# Set exercise
Take every line from the listing below that contains "vulnerable".

# Records provided
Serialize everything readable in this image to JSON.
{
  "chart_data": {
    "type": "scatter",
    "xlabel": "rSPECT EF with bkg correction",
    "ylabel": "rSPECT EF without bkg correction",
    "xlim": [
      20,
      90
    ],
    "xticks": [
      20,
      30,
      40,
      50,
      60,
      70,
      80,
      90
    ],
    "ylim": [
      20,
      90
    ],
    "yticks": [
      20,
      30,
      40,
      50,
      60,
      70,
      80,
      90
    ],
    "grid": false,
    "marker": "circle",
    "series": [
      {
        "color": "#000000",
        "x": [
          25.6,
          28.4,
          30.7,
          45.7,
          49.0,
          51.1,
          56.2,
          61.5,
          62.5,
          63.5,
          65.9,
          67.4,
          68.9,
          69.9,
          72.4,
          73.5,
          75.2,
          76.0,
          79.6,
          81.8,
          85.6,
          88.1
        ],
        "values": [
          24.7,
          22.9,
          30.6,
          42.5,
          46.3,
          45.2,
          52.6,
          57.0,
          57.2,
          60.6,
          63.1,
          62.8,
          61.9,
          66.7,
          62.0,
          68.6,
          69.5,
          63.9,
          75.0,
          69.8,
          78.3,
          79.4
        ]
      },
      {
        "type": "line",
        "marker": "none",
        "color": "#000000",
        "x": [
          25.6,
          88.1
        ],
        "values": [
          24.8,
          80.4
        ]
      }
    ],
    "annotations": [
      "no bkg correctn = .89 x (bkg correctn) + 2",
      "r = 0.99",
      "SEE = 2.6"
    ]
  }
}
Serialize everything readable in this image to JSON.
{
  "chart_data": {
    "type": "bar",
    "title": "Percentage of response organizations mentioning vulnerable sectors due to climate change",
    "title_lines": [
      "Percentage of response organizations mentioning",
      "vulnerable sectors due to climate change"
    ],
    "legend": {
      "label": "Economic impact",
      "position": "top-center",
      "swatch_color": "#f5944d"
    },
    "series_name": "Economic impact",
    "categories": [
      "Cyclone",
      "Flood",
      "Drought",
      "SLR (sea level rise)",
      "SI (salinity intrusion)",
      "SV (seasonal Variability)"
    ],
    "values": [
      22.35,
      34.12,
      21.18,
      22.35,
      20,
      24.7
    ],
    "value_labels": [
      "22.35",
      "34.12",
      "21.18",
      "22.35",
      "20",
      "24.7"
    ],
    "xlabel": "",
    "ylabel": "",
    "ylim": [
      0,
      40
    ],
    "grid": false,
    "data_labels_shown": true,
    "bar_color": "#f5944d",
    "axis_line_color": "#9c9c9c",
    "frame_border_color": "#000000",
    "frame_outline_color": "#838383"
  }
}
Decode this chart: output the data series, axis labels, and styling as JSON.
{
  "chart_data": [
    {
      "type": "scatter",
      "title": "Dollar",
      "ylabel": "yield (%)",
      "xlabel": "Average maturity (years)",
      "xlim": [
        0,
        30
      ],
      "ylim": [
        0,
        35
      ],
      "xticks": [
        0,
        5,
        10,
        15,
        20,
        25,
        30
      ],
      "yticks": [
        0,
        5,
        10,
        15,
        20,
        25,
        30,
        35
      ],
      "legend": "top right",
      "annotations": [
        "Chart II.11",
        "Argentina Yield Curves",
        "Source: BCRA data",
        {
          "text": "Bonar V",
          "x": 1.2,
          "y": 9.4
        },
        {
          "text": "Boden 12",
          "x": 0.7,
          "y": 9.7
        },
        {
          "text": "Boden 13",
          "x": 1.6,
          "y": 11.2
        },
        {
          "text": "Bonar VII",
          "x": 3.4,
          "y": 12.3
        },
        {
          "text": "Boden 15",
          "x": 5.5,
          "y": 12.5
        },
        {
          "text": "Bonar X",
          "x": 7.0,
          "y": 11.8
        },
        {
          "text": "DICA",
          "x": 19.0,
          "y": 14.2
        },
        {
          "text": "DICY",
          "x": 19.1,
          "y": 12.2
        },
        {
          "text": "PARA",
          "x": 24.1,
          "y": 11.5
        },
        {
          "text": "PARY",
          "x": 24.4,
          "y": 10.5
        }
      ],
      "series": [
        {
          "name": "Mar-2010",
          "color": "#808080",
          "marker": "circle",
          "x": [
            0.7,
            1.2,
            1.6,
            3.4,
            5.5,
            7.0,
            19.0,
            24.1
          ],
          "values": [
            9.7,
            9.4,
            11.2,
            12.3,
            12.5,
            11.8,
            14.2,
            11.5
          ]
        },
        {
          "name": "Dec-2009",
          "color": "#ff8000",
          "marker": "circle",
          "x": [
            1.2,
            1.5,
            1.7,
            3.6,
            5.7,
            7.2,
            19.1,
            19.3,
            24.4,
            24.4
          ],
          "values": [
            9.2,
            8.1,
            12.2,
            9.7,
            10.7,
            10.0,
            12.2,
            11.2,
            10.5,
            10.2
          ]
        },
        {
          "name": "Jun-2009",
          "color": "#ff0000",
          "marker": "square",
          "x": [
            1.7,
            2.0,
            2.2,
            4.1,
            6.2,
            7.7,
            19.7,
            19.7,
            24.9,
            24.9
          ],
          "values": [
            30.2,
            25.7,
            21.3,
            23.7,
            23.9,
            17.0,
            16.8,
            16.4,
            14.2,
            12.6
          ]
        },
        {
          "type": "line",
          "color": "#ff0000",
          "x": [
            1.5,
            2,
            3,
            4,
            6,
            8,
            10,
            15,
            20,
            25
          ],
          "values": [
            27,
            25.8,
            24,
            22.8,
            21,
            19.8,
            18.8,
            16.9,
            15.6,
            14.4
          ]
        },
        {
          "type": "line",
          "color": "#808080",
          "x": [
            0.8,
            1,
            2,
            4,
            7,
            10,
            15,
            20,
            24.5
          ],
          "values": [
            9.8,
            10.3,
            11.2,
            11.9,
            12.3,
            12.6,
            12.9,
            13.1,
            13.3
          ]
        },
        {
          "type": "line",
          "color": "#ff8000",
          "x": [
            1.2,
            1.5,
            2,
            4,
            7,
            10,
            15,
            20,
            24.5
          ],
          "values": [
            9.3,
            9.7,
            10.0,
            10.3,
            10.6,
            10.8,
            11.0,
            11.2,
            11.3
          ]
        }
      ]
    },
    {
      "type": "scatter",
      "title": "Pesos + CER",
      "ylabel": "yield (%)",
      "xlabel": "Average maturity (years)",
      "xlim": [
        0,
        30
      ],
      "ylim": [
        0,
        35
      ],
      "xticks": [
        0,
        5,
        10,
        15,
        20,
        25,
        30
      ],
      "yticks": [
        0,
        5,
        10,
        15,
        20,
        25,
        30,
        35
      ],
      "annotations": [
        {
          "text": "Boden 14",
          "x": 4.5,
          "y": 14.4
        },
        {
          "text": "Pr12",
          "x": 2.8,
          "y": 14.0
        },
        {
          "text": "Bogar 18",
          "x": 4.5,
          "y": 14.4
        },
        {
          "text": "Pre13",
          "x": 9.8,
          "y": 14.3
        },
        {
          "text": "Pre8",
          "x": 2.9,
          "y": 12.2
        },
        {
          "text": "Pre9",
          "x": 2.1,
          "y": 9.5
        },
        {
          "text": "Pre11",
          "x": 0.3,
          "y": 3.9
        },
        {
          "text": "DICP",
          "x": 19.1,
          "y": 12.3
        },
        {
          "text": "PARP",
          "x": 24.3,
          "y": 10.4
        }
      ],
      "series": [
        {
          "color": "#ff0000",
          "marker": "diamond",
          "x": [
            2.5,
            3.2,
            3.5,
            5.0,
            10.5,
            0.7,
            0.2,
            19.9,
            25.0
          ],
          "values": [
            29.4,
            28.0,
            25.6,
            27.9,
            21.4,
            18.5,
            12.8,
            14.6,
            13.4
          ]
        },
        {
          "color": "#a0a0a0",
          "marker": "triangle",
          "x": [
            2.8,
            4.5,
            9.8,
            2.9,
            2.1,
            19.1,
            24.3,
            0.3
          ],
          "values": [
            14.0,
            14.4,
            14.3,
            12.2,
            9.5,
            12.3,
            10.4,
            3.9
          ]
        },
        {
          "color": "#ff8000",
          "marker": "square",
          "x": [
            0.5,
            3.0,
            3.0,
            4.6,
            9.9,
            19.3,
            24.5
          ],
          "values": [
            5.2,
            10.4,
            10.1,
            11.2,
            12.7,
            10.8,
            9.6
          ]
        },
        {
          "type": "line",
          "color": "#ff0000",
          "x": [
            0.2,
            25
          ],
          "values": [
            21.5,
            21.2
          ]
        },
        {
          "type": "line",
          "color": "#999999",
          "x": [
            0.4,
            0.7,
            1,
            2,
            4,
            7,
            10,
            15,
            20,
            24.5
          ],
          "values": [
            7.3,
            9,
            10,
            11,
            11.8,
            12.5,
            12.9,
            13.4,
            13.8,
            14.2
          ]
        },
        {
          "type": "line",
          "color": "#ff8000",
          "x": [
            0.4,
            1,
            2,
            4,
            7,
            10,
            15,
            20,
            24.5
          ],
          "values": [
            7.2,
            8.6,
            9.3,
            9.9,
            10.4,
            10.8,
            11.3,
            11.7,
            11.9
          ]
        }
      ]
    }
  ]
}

# Worked solution
    "title": "Percentage of response organizations mentioning vulnerable sectors due to climate change",
      "vulnerable sectors due to climate change"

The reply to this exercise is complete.